* **INSTRUCTION**:
The data below is to be returned in full and exactly.

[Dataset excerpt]
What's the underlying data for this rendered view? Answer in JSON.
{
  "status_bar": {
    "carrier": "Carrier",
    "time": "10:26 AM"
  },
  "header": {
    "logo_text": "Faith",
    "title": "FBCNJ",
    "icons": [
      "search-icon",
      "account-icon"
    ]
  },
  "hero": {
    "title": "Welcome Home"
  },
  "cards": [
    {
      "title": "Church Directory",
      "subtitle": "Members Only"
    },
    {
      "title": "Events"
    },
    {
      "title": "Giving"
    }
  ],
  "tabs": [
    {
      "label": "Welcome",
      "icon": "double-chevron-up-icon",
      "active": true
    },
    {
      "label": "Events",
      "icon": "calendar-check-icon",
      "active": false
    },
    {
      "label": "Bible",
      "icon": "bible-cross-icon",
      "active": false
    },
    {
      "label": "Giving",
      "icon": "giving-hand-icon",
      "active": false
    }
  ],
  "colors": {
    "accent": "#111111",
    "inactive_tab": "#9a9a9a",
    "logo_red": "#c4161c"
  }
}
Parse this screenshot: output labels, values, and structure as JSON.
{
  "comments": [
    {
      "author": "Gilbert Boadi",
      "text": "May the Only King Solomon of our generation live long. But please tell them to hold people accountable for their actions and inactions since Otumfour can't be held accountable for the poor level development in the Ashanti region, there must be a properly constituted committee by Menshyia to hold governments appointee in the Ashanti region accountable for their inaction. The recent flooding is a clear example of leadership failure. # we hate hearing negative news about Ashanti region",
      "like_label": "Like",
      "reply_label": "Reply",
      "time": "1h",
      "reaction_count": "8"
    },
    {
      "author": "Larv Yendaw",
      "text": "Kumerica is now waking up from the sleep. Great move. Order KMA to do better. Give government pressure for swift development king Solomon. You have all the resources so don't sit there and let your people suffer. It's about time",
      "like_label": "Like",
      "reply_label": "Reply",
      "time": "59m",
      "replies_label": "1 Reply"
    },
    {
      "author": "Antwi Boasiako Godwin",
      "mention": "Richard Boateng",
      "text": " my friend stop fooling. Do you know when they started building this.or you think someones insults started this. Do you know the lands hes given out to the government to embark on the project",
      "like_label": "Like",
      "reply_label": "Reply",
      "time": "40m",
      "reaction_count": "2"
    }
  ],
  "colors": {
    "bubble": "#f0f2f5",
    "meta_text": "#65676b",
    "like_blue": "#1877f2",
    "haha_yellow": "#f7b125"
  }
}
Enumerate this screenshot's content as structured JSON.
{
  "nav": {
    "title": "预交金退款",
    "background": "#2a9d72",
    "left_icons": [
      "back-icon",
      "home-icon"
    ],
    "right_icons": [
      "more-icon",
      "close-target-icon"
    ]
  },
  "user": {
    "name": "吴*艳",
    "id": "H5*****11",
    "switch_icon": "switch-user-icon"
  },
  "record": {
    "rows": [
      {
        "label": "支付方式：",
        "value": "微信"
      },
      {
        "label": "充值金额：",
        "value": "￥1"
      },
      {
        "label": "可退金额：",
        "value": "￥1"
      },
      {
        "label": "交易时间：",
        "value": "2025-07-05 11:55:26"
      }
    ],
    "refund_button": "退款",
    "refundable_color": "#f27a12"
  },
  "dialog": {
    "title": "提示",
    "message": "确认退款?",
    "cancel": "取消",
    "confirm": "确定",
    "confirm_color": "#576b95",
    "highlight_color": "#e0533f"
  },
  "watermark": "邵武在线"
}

* **EXERCISE SOLUTION**:
What's the underlying data for this rendered view? Answer in JSON.
{
  "status_bar": {
    "carrier": "Carrier",
    "time": "10:26 AM"
  },
  "header": {
    "logo_text": "Faith",
    "title": "FBCNJ",
    "icons": [
      "search-icon",
      "account-icon"
    ]
  },
  "hero": {
    "title": "Welcome Home"
  },
  "cards": [
    {
      "title": "Church Directory",
      "subtitle": "Members Only"
    },
    {
      "title": "Events"
    },
    {
      "title": "Giving"
    }
  ],
  "tabs": [
    {
      "label": "Welcome",
      "icon": "double-chevron-up-icon",
      "active": true
    },
    {
      "label": "Events",
      "icon": "calendar-check-icon",
      "active": false
    },
    {
      "label": "Bible",
      "icon": "bible-cross-icon",
      "active": false
    },
    {
      "label": "Giving",
      "icon": "giving-hand-icon",
      "active": false
    }
  ],
  "colors": {
    "accent": "#111111",
    "inactive_tab": "#9a9a9a",
    "logo_red": "#c4161c"
  }
}
Parse this screenshot: output labels, values, and structure as JSON.
{
  "comments": [
    {
      "author": "Gilbert Boadi",
      "text": "May the Only King Solomon of our generation live long. But please tell them to hold people accountable for their actions and inactions since Otumfour can't be held accountable for the poor level development in the Ashanti region, there must be a properly constituted committee by Menshyia to hold governments appointee in the Ashanti region accountable for their inaction. The recent flooding is a clear example of leadership failure. # we hate hearing negative news about Ashanti region",
      "like_label": "Like",
      "reply_label": "Reply",
      "time": "1h",
      "reaction_count": "8"
    },
    {
      "author": "Larv Yendaw",
      "text": "Kumerica is now waking up from the sleep. Great move. Order KMA to do better. Give government pressure for swift development king Solomon. You have all the resources so don't sit there and let your people suffer. It's about time",
      "like_label": "Like",
      "reply_label": "Reply",
      "time": "59m",
      "replies_label": "1 Reply"
    },
    {
      "author": "Antwi Boasiako Godwin",
      "mention": "Richard Boateng",
      "text": " my friend stop fooling. Do you know when they started building this.or you think someones insults started this. Do you know the lands hes given out to the government to embark on the project",
      "like_label": "Like",
      "reply_label": "Reply",
      "time": "40m",
      "reaction_count": "2"
    }
  ],
  "colors": {
    "bubble": "#f0f2f5",
    "meta_text": "#65676b",
    "like_blue": "#1877f2",
    "haha_yellow": "#f7b125"
  }
}
Enumerate this screenshot's content as structured JSON.
{
  "nav": {
    "title": "预交金退款",
    "background": "#2a9d72",
    "left_icons": [
      "back-icon",
      "home-icon"
    ],
    "right_icons": [
      "more-icon",
      "close-target-icon"
    ]
  },
  "user": {
    "name": "吴*艳",
    "id": "H5*****11",
    "switch_icon": "switch-user-icon"
  },
  "record": {
    "rows": [
      {
        "label": "支付方式：",
        "value": "微信"
      },
      {
        "label": "充值金额：",
        "value": "￥1"
      },
      {
        "label": "可退金额：",
        "value": "￥1"
      },
      {
        "label": "交易时间：",
        "value": "2025-07-05 11:55:26"
      }
    ],
    "refund_button": "退款",
    "refundable_color": "#f27a12"
  },
  "dialog": {
    "title": "提示",
    "message": "确认退款?",
    "cancel": "取消",
    "confirm": "确定",
    "confirm_color": "#576b95",
    "highlight_color": "#e0533f"
  },
  "watermark": "邵武在线"
}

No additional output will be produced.